_Aim of the exercise_
Track down the lines that contain "name" and copy them.

================================

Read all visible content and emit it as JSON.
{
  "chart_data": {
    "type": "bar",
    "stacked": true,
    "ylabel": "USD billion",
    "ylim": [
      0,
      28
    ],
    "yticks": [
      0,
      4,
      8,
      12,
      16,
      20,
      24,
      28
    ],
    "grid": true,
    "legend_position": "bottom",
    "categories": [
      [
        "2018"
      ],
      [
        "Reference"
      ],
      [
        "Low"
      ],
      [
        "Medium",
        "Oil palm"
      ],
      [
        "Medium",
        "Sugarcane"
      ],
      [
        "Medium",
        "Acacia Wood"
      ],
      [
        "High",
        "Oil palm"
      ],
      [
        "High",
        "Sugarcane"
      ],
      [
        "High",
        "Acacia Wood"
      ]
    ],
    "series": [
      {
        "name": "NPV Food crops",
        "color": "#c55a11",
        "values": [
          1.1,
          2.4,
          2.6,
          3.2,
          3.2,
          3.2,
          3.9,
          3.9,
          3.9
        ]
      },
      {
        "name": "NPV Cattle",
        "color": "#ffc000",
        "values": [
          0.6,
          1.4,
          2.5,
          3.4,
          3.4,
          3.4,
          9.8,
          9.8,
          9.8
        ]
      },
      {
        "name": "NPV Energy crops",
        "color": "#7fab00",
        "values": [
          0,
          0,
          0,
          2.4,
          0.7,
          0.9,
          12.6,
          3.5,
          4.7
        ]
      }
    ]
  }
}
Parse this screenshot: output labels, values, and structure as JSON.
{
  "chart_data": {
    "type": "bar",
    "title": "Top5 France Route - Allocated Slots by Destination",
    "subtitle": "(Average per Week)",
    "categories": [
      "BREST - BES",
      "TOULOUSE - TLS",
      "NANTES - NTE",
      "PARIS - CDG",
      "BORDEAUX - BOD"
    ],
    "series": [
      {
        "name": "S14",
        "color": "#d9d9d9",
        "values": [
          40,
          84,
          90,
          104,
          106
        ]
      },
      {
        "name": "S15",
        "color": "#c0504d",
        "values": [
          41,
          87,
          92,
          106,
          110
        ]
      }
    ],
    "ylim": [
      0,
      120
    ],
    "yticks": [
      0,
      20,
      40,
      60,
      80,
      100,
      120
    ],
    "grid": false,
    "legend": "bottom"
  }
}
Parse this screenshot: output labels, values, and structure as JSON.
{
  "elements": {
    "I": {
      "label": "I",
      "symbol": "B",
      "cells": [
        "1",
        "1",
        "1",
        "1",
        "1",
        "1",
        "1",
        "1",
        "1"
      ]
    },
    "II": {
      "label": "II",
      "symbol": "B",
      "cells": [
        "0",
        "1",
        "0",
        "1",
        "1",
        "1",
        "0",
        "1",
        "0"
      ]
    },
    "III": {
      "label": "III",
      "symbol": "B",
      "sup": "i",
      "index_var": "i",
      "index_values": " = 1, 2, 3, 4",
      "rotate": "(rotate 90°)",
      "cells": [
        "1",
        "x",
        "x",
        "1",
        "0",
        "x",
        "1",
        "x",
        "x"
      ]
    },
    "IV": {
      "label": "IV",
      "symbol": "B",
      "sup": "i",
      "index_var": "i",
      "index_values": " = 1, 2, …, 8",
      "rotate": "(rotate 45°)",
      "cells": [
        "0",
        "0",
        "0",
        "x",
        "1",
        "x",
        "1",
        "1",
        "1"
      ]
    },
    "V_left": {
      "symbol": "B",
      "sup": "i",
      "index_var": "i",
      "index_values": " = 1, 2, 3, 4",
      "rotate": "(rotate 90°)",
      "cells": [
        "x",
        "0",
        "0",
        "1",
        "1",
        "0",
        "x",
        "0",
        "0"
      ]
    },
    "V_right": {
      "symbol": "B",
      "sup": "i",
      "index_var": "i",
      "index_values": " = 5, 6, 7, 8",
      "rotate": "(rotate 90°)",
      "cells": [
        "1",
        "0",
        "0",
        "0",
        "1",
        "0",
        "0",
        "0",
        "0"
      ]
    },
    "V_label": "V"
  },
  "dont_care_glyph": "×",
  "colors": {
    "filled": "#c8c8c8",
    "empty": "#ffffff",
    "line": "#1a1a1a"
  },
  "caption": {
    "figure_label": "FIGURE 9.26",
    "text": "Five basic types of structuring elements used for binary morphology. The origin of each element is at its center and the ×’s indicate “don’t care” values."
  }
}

================================

_Written answer_
        "name": "NPV Food crops",
        "name": "NPV Cattle",
        "name": "NPV Energy crops",
        "name": "S14",
        "name": "S15",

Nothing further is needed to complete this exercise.